• [Jobs]:
1) In the passage on Transpacific freight rates, during which month of 2017 did vessel utilization on the Transpacific exceed 90%?
2) Reproduce the passage on Transpacific freight rates word for word, starting with "The recently-ended 2017" and going on through "is excess capacity.".

• [Text block]:
◇ ◇ ◇ ◇ ◇ ◇ ◇
The recently-ended 2017 peak season saw Transpacific freight rates seriously underperform expectations, despite carriers reporting healthy demand growth and full vessels. The utilisation data in SeaIntel’s analysis, however, challenges that narrative, and provides for a sound justification for why freight rates were low despite healthy Y/Y demand growth of more than 10%: vessels were simply not full. 2017 utilisation on the Transpacific has only breached 90% in September 2017, and only marginally so, and with healthy demand growth the only logical explanation is excess capacity.
This tallies quite well with the analysis over the past several weeks where SeaIntel has found 2017 Q/Q capacity levels to significantly surpass that over previous years, primarily as carriers have almost abandoned the use of blank sailings as a tool to manage capacity. This also provides support for the concerns SeaIntel has raised in recent weeks of excess capacity for 2017-Q4, where the Q/Q capacity growth far exceeds the average of the past five years.
◇ ◇ ◇ ◇ ◇ ◇ ◇
• [Data shown]:
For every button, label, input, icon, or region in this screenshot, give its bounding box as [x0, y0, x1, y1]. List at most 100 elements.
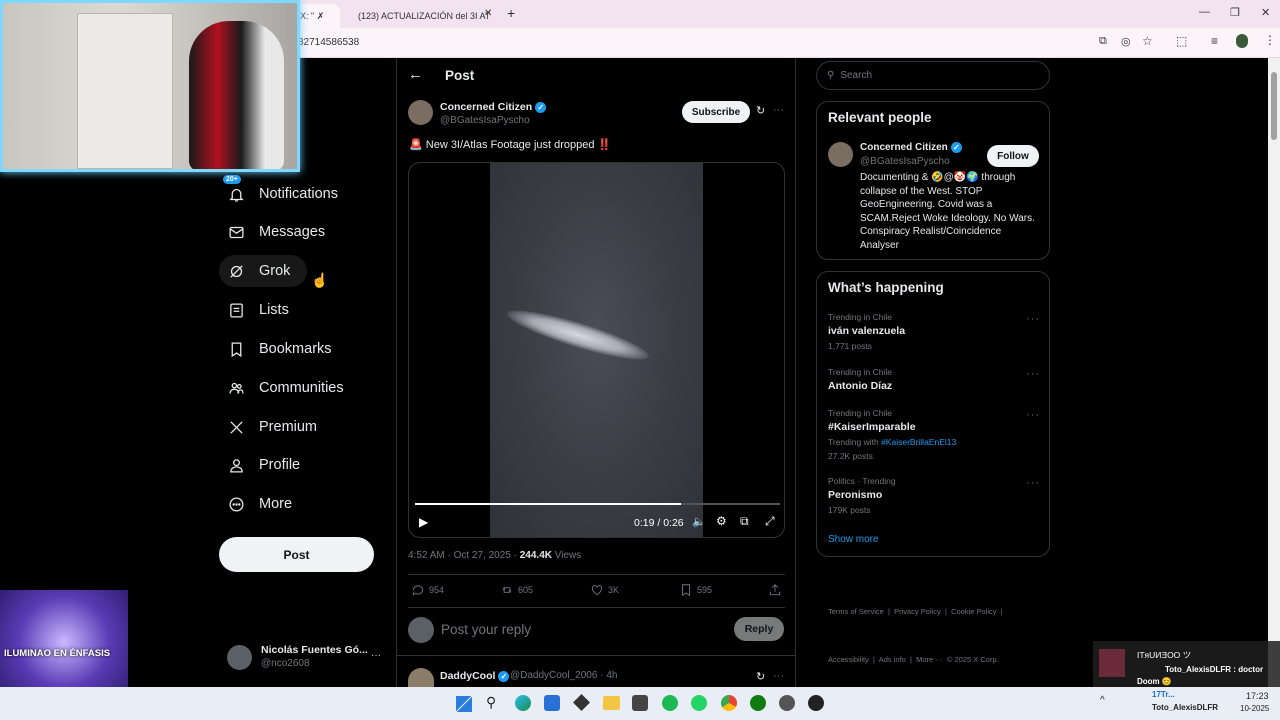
◇ ◇ ◇ ◇ ◇ ◇ ◇
• [Task results]:
1) September 2017

2)
The recently-ended 2017 peak season saw Transpacific freight rates seriously underperform expectations, despite carriers reporting healthy demand growth and full vessels. The utilisation data in SeaIntel’s analysis, however, challenges that narrative, and provides for a sound justification for why freight rates were low despite healthy Y/Y demand growth of more than 10%: vessels were simply not full. 2017 utilisation on the Transpacific has only breached 90% in September 2017, and only marginally so, and with healthy demand growth the only logical explanation is excess capacity.